▶ [Task statement]: The listing below should be copied in full, word for word.

====

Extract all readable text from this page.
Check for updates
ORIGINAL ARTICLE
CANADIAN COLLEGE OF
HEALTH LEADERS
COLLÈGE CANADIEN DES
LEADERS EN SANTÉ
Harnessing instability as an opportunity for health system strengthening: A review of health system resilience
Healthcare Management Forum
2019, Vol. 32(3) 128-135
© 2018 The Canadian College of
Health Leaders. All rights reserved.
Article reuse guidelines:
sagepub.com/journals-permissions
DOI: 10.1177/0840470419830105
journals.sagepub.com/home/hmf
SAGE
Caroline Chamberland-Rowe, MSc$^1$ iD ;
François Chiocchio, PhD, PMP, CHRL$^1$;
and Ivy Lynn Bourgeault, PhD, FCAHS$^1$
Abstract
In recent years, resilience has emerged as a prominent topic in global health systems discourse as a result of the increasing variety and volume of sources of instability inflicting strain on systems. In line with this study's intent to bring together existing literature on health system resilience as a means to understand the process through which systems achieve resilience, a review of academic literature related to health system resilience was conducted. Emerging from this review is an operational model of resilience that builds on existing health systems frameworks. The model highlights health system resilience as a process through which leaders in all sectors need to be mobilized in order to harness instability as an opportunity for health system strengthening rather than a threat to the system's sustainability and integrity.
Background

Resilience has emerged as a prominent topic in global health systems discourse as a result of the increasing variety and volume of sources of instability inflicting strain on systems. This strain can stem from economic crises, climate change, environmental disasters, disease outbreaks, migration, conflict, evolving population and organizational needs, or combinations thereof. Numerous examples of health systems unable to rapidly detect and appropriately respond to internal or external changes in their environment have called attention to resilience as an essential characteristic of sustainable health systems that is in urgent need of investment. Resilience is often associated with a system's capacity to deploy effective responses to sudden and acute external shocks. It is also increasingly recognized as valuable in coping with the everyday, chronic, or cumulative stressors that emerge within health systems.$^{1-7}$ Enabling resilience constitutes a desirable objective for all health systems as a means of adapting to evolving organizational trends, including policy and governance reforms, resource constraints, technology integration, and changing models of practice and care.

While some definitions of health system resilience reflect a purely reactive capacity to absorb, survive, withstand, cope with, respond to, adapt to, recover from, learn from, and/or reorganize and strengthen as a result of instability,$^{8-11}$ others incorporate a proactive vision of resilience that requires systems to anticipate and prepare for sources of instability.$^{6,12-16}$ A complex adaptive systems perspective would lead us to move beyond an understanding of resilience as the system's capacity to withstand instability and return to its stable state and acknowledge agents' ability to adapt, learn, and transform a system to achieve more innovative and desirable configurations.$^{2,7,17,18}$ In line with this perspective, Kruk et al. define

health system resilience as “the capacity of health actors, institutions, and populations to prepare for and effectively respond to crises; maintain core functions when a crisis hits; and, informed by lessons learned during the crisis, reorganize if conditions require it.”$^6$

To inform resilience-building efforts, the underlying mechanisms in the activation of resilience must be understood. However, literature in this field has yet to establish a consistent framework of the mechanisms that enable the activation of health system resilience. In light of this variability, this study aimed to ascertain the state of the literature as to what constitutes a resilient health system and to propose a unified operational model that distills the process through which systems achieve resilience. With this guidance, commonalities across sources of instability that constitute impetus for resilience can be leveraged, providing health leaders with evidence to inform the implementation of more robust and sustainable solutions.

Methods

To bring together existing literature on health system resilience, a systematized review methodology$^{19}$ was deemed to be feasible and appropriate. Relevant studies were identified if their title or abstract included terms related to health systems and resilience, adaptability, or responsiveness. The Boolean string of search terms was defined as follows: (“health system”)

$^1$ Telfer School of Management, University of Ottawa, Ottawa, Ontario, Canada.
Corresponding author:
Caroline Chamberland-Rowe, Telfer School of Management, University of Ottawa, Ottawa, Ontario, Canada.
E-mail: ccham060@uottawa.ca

====

▶ [Answer below]:
Extract all readable text from this page.
Check for updates
ORIGINAL ARTICLE
CANADIAN COLLEGE OF
HEALTH LEADERS
COLLÈGE CANADIEN DES
LEADERS EN SANTÉ
Harnessing instability as an opportunity for health system strengthening: A review of health system resilience
Healthcare Management Forum
2019, Vol. 32(3) 128-135
© 2018 The Canadian College of
Health Leaders. All rights reserved.
Article reuse guidelines:
sagepub.com/journals-permissions
DOI: 10.1177/0840470419830105
journals.sagepub.com/home/hmf
SAGE
Caroline Chamberland-Rowe, MSc$^1$ iD ;
François Chiocchio, PhD, PMP, CHRL$^1$;
and Ivy Lynn Bourgeault, PhD, FCAHS$^1$
Abstract
In recent years, resilience has emerged as a prominent topic in global health systems discourse as a result of the increasing variety and volume of sources of instability inflicting strain on systems. In line with this study's intent to bring together existing literature on health system resilience as a means to understand the process through which systems achieve resilience, a review of academic literature related to health system resilience was conducted. Emerging from this review is an operational model of resilience that builds on existing health systems frameworks. The model highlights health system resilience as a process through which leaders in all sectors need to be mobilized in order to harness instability as an opportunity for health system strengthening rather than a threat to the system's sustainability and integrity.
Background

Resilience has emerged as a prominent topic in global health systems discourse as a result of the increasing variety and volume of sources of instability inflicting strain on systems. This strain can stem from economic crises, climate change, environmental disasters, disease outbreaks, migration, conflict, evolving population and organizational needs, or combinations thereof. Numerous examples of health systems unable to rapidly detect and appropriately respond to internal or external changes in their environment have called attention to resilience as an essential characteristic of sustainable health systems that is in urgent need of investment. Resilience is often associated with a system's capacity to deploy effective responses to sudden and acute external shocks. It is also increasingly recognized as valuable in coping with the everyday, chronic, or cumulative stressors that emerge within health systems.$^{1-7}$ Enabling resilience constitutes a desirable objective for all health systems as a means of adapting to evolving organizational trends, including policy and governance reforms, resource constraints, technology integration, and changing models of practice and care.

While some definitions of health system resilience reflect a purely reactive capacity to absorb, survive, withstand, cope with, respond to, adapt to, recover from, learn from, and/or reorganize and strengthen as a result of instability,$^{8-11}$ others incorporate a proactive vision of resilience that requires systems to anticipate and prepare for sources of instability.$^{6,12-16}$ A complex adaptive systems perspective would lead us to move beyond an understanding of resilience as the system's capacity to withstand instability and return to its stable state and acknowledge agents' ability to adapt, learn, and transform a system to achieve more innovative and desirable configurations.$^{2,7,17,18}$ In line with this perspective, Kruk et al. define

health system resilience as “the capacity of health actors, institutions, and populations to prepare for and effectively respond to crises; maintain core functions when a crisis hits; and, informed by lessons learned during the crisis, reorganize if conditions require it.”$^6$

To inform resilience-building efforts, the underlying mechanisms in the activation of resilience must be understood. However, literature in this field has yet to establish a consistent framework of the mechanisms that enable the activation of health system resilience. In light of this variability, this study aimed to ascertain the state of the literature as to what constitutes a resilient health system and to propose a unified operational model that distills the process through which systems achieve resilience. With this guidance, commonalities across sources of instability that constitute impetus for resilience can be leveraged, providing health leaders with evidence to inform the implementation of more robust and sustainable solutions.

Methods

To bring together existing literature on health system resilience, a systematized review methodology$^{19}$ was deemed to be feasible and appropriate. Relevant studies were identified if their title or abstract included terms related to health systems and resilience, adaptability, or responsiveness. The Boolean string of search terms was defined as follows: (“health system”)

$^1$ Telfer School of Management, University of Ottawa, Ottawa, Ontario, Canada.
Corresponding author:
Caroline Chamberland-Rowe, Telfer School of Management, University of Ottawa, Ottawa, Ontario, Canada.
E-mail: ccham060@uottawa.ca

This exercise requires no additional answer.